- PASSAGE PROVIDED -

As PWHL San Jose prepares for their first season, who will lead the locker room?

One of the biggest decisions facing Troy Ryan before PWHL San Jose takes the ice for the first time will be choosing the franchise's inaugural leadership group.

Expansion teams don't have an established culture or identity to lean on. The players who wear the C and A's will help set expectations in the locker room, establish standards on the ice and shape what PWHL San Jose becomes in its early years.

Fortunately for Ryan, he has no shortage of options. San Jose's roster features a mix of former captains, alternate captains, national team players and proven professionals. As the expansion roster continues to take shape, several players stand out as strong candidates to become the first letter-wearers in franchise history.

Captain: Kristin O’Neill

If there is a clear frontrunner to become the first captain in PWHL San Jose history, it's Kristin O’Neill. Few players in women’s hockey bring a stronger combination of leadership experience, championship pedigree, and professional credibility than the veteran forward. From the moment GM Troy Ryan selected O’Neill as his Expansion Foundational Offer player, she looked like the player most likely to wear the C.

- RECORDS PROVIDED -
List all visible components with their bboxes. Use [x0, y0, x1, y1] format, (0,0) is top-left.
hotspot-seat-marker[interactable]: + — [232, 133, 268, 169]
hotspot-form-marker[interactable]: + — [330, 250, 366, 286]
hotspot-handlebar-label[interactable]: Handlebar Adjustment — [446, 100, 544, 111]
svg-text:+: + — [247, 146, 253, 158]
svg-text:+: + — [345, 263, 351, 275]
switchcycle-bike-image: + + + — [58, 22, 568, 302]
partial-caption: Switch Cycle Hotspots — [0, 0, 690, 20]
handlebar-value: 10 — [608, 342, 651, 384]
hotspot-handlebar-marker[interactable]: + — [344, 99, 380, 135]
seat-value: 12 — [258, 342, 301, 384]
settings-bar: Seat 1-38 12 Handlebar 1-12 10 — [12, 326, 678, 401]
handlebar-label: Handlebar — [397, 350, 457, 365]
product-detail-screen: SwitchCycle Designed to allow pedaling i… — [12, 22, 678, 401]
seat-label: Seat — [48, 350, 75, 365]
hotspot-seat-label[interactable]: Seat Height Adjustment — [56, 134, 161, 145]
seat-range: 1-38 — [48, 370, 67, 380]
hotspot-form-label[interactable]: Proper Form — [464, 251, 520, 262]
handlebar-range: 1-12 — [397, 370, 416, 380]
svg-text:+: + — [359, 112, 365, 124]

- REQUIRED WORK -
A - According to the San Jose leadership article, why does the choice of the first leadership group carry particular weight for an expansion team? Answer in one to three sentences.
B - Print everything in the San Jose leadership article from "One of the biggest" down to "inaugural leadership group.".
The entries are separate material and are not part of the San Jose leadership article.

- ANSWERS TO THE PROBLEMS -
A - Expansion teams have no established culture or identity to rely on. The players who wear the C and the A's will therefore set expectations in the locker room, establish standards on the ice, and shape what PWHL San Jose becomes in its early years.

B -
One of the biggest decisions facing Troy Ryan before PWHL San Jose takes the ice for the first time will be choosing the franchise's inaugural leadership group.